= Goal =
Count each line below that has "Tafel" anywhere in it. Answer with the total alone.

[START OF Data records]

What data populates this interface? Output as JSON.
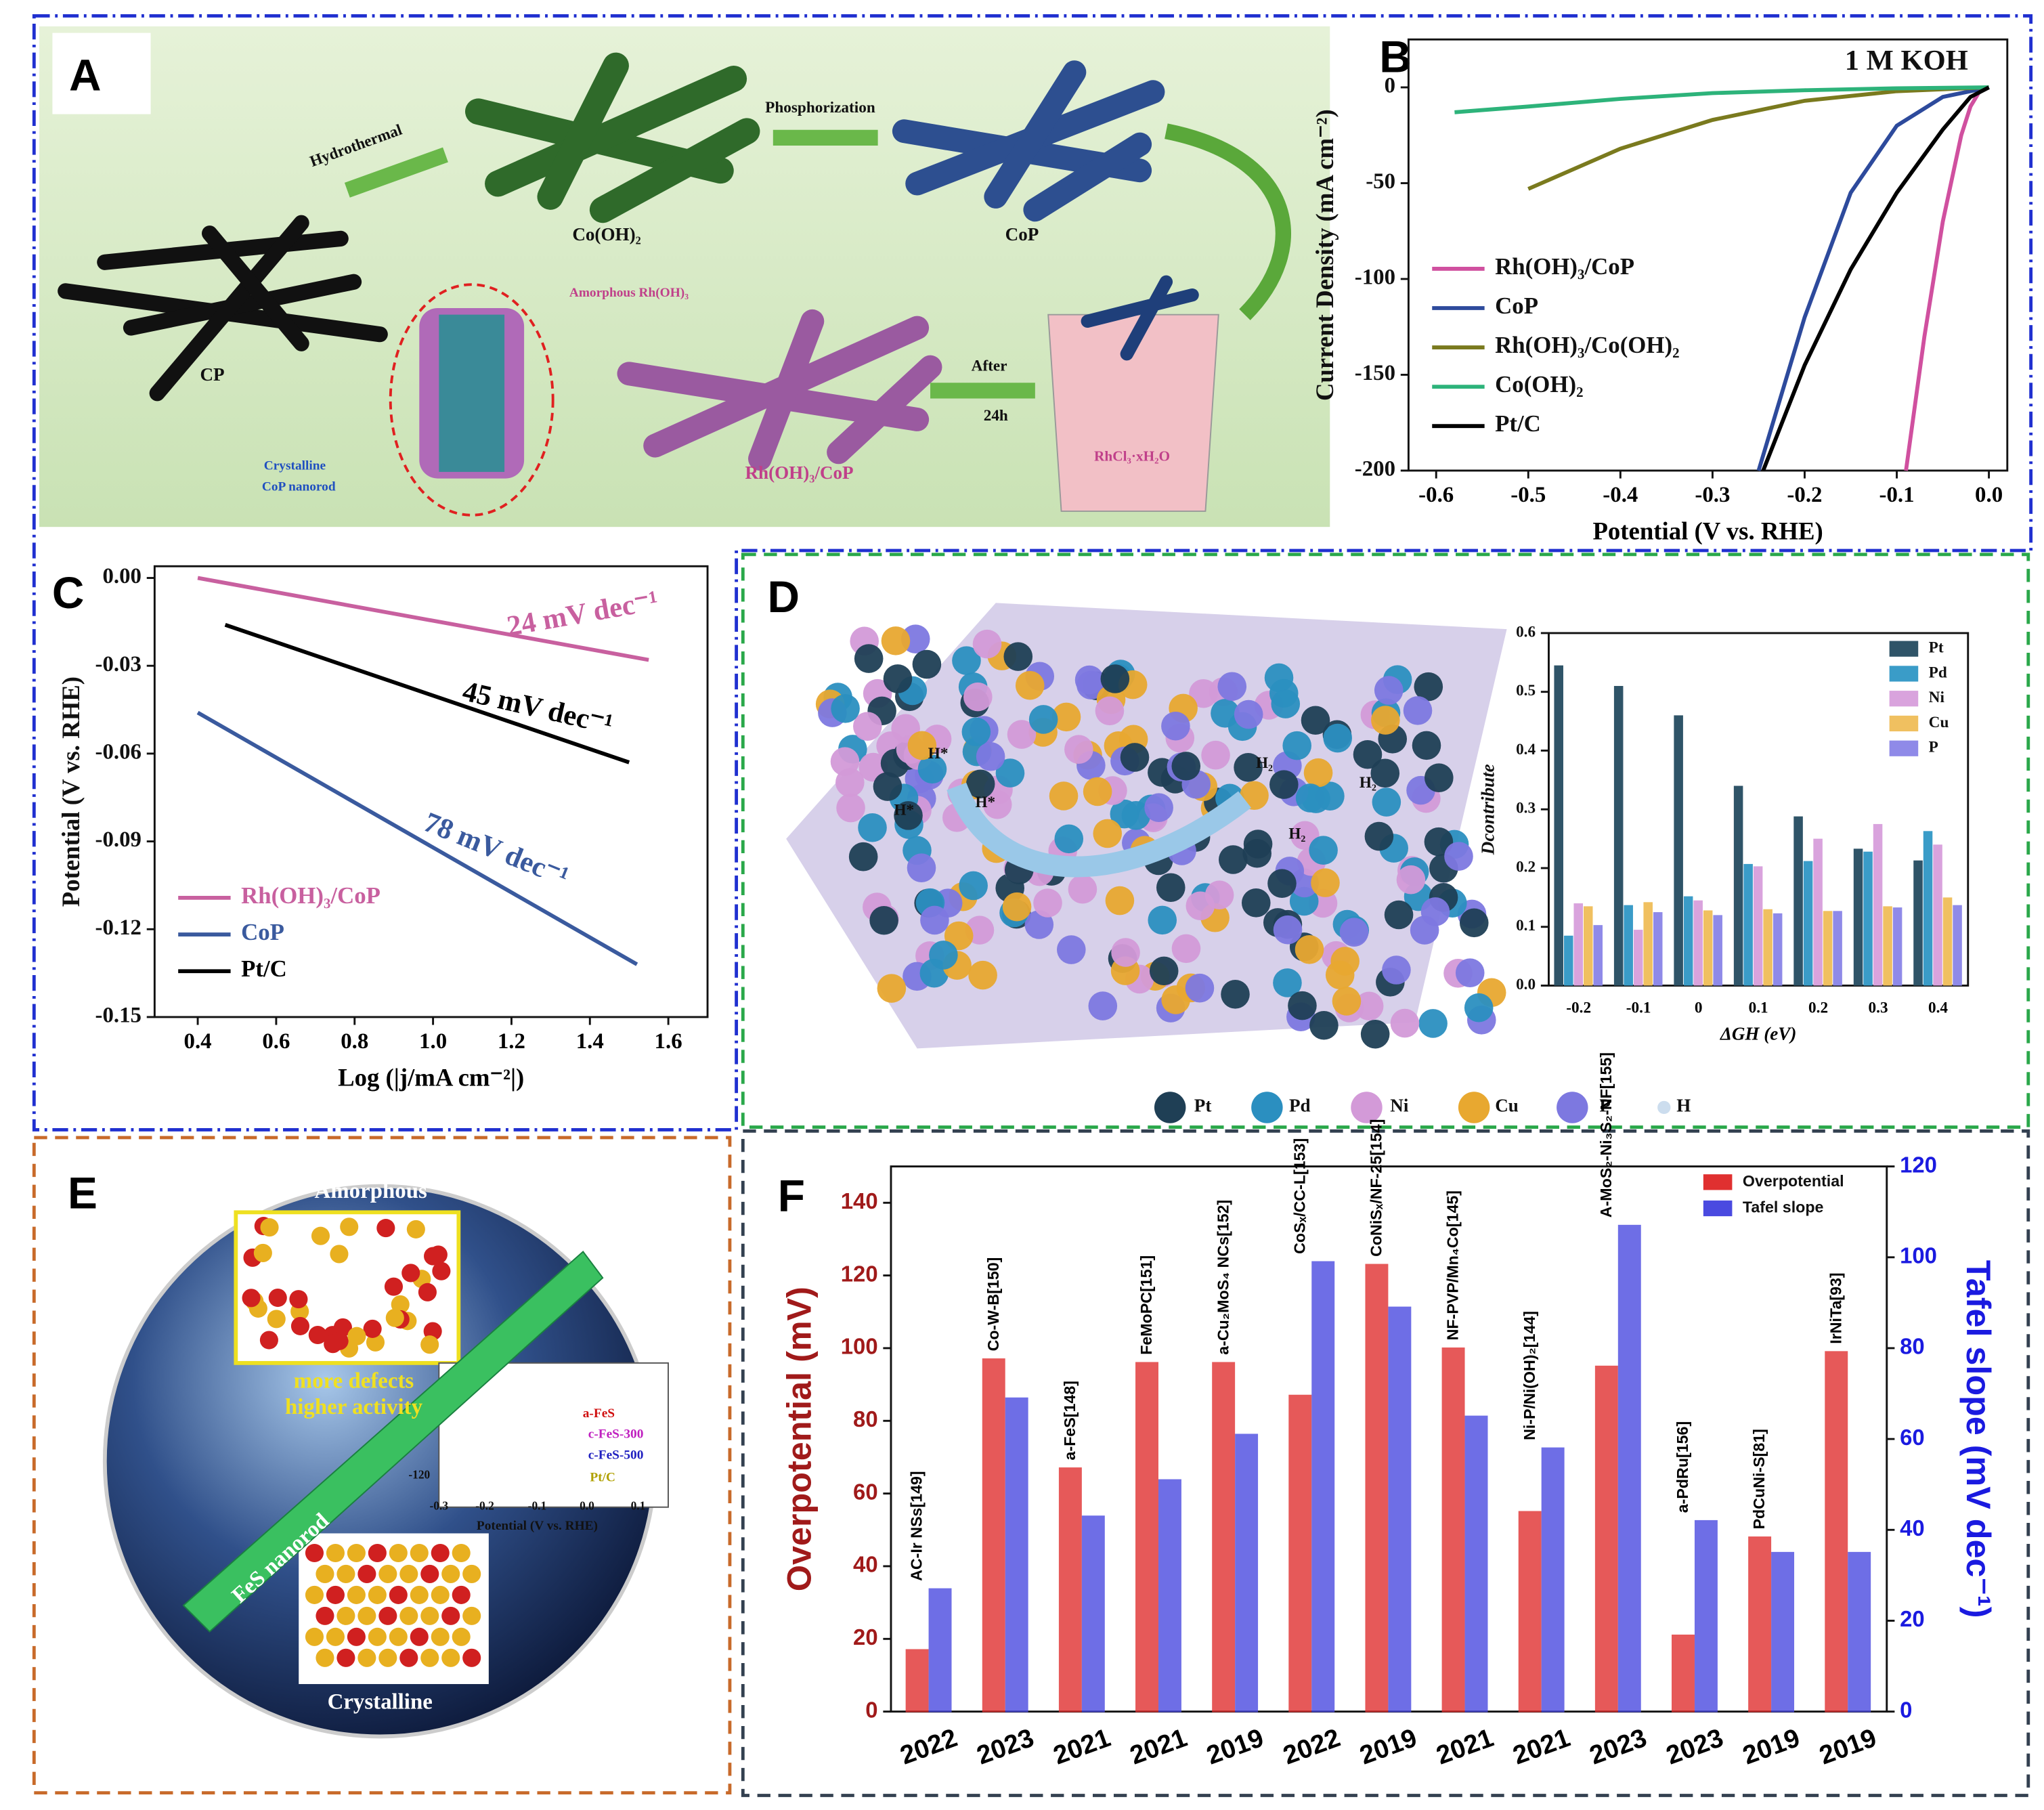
{
  "chart_data": [
    {
      "type": "line",
      "ylabel": "Current Density (mA cm⁻²)",
      "xlabel": "Potential (V vs. RHE)",
      "annotations": [
        "1 M KOH"
      ],
      "xlim": [
        -0.63,
        0.02
      ],
      "ylim": [
        -200,
        25
      ],
      "xticks": [
        {
          "value": -0.6,
          "label": "-0.6"
        },
        {
          "value": -0.5,
          "label": "-0.5"
        },
        {
          "value": -0.4,
          "label": "-0.4"
        },
        {
          "value": -0.3,
          "label": "-0.3"
        },
        {
          "value": -0.2,
          "label": "-0.2"
        },
        {
          "value": -0.1,
          "label": "-0.1"
        },
        {
          "value": 0,
          "label": "0.0"
        }
      ],
      "yticks": [
        -200,
        -150,
        -100,
        -50,
        0
      ],
      "legend": "lower left",
      "series": [
        {
          "name": "Rh(OH)₃/CoP",
          "color": "#d0509f",
          "x": [
            -0.09,
            -0.07,
            -0.05,
            -0.03,
            -0.02,
            -0.01,
            0
          ],
          "values": [
            -200,
            -130,
            -70,
            -25,
            -10,
            -2,
            0
          ]
        },
        {
          "name": "CoP",
          "color": "#2d4a9c",
          "x": [
            -0.25,
            -0.2,
            -0.15,
            -0.1,
            -0.05,
            0
          ],
          "values": [
            -200,
            -120,
            -55,
            -20,
            -5,
            0
          ]
        },
        {
          "name": "Rh(OH)₃/Co(OH)₂",
          "color": "#7a7a1e",
          "x": [
            -0.5,
            -0.4,
            -0.3,
            -0.2,
            -0.1,
            0
          ],
          "values": [
            -53,
            -32,
            -17,
            -7,
            -2,
            0
          ]
        },
        {
          "name": "Co(OH)₂",
          "color": "#2db37a",
          "x": [
            -0.58,
            -0.5,
            -0.4,
            -0.3,
            -0.2,
            -0.1,
            0
          ],
          "values": [
            -13,
            -10,
            -6,
            -3,
            -1.5,
            -0.5,
            0
          ]
        },
        {
          "name": "Pt/C",
          "color": "#000000",
          "x": [
            -0.245,
            -0.2,
            -0.15,
            -0.1,
            -0.05,
            -0.02,
            0
          ],
          "values": [
            -200,
            -145,
            -95,
            -55,
            -22,
            -5,
            0
          ]
        }
      ]
    },
    {
      "type": "line",
      "ylabel": "Potential (V vs. RHE)",
      "xlabel": "Log (|j/mA cm⁻²|)",
      "annotations": [
        "24 mV dec⁻¹",
        "45 mV dec⁻¹",
        "78 mV dec⁻¹"
      ],
      "xlim": [
        0.29,
        1.7
      ],
      "ylim": [
        -0.15,
        0.004
      ],
      "xticks": [
        0.4,
        0.6,
        0.8,
        {
          "value": 1,
          "label": "1.0"
        },
        1.2,
        1.4,
        1.6
      ],
      "yticks": [
        {
          "value": 0,
          "label": "0.00"
        },
        {
          "value": -0.03,
          "label": "-0.03"
        },
        {
          "value": -0.06,
          "label": "-0.06"
        },
        {
          "value": -0.09,
          "label": "-0.09"
        },
        {
          "value": -0.12,
          "label": "-0.12"
        },
        {
          "value": -0.15,
          "label": "-0.15"
        }
      ],
      "legend": "lower left",
      "series": [
        {
          "name": "Rh(OH)₃/CoP",
          "color": "#c8609f",
          "x": [
            0.4,
            1.55
          ],
          "values": [
            0,
            -0.028
          ]
        },
        {
          "name": "CoP",
          "color": "#3a5a9e",
          "x": [
            0.4,
            1.52
          ],
          "values": [
            -0.046,
            -0.132
          ]
        },
        {
          "name": "Pt/C",
          "color": "#000000",
          "x": [
            0.47,
            1.5
          ],
          "values": [
            -0.016,
            -0.063
          ]
        }
      ]
    },
    {
      "type": "bar",
      "ylabel": "Dcontribute",
      "xlabel": "ΔGH (eV)",
      "categories": [
        "-0.2",
        "-0.1",
        "0",
        "0.1",
        "0.2",
        "0.3",
        "0.4"
      ],
      "ylim": [
        0,
        0.6
      ],
      "yticks": [
        {
          "value": 0,
          "label": "0.0"
        },
        0.1,
        0.2,
        0.3,
        0.4,
        0.5,
        0.6
      ],
      "legend": "upper right",
      "series": [
        {
          "name": "Pt",
          "color": "#2f5468",
          "values": [
            0.545,
            0.51,
            0.46,
            0.34,
            0.288,
            0.233,
            0.213
          ]
        },
        {
          "name": "Pd",
          "color": "#3a9cc8",
          "values": [
            0.085,
            0.137,
            0.152,
            0.207,
            0.212,
            0.228,
            0.263
          ]
        },
        {
          "name": "Ni",
          "color": "#d9a3dd",
          "values": [
            0.14,
            0.095,
            0.145,
            0.203,
            0.25,
            0.275,
            0.24
          ]
        },
        {
          "name": "Cu",
          "color": "#f0c060",
          "values": [
            0.135,
            0.142,
            0.128,
            0.13,
            0.127,
            0.135,
            0.15
          ]
        },
        {
          "name": "P",
          "color": "#8f8ae8",
          "values": [
            0.103,
            0.125,
            0.12,
            0.123,
            0.127,
            0.133,
            0.137
          ]
        }
      ]
    },
    {
      "type": "bar",
      "ylabel": "Overpotential (mV)",
      "y2label": "Tafel slope (mV dec⁻¹)",
      "categories": [
        "2022",
        "2023",
        "2021",
        "2021",
        "2019",
        "2022",
        "2019",
        "2021",
        "2021",
        "2023",
        "2023",
        "2019",
        "2019"
      ],
      "annotations": [
        "AC-Ir NSs[149]",
        "Co-W-B[150]",
        "a-FeS[148]",
        "FeMoPC[151]",
        "a-Cu₂MoS₄ NCs[152]",
        "CoSₓ/CC-L[153]",
        "CoNiSₓ/NF-25[154]",
        "NF-PVP/Mn₄Co[145]",
        "Ni-P/Ni(OH)₂[144]",
        "A-MoS₂-Ni₃S₂-NF[155]",
        "a-PdRu[156]",
        "PdCuNi-S[81]",
        "IrNiTa[93]"
      ],
      "ylim": [
        0,
        150
      ],
      "yticks": [
        0,
        20,
        40,
        60,
        80,
        100,
        120,
        140
      ],
      "y2lim": [
        0,
        120
      ],
      "y2ticks": [
        0,
        20,
        40,
        60,
        80,
        100,
        120
      ],
      "legend": "upper right",
      "series": [
        {
          "name": "Overpotential",
          "color": "#e03030",
          "values": [
            17,
            97,
            67,
            96,
            96,
            87,
            123,
            100,
            55,
            95,
            21,
            48,
            99
          ]
        },
        {
          "name": "Tafel slope",
          "color": "#4a4ae0",
          "axis": "y2",
          "values": [
            27,
            69,
            43,
            51,
            61,
            99,
            89,
            65,
            58,
            107,
            42,
            35,
            35
          ]
        }
      ]
    }
  ],
  "illustrations": {
    "A": {
      "label": "A",
      "texts": [
        "Hydrothermal",
        "Phosphorization",
        "Co(OH)₂",
        "CoP",
        "CP",
        "Amorphous Rh(OH)₃",
        "After",
        "24h",
        "Crystalline",
        "CoP nanorod",
        "Rh(OH)₃/CoP",
        "RhCl₃·xH₂O"
      ]
    },
    "B": {
      "label": "B"
    },
    "C": {
      "label": "C"
    },
    "D": {
      "label": "D",
      "texts": [
        "Pt",
        "Pd",
        "Ni",
        "Cu",
        "P",
        "H",
        "H*",
        "H*",
        "H*",
        "H₂",
        "H₂",
        "H₂"
      ]
    },
    "E": {
      "label": "E",
      "texts": [
        "Amorphous",
        "more defects",
        "higher activity",
        "FeS nanorod",
        "Crystalline",
        "a-FeS",
        "c-FeS-300",
        "c-FeS-500",
        "Pt/C",
        "Potential (V vs. RHE)",
        "-0.3",
        "-0.2",
        "-0.1",
        "0.0",
        "0.1",
        "-120"
      ]
    },
    "F": {
      "label": "F"
    }
  }
}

[END OF Data records]

= Solution to the problem =
2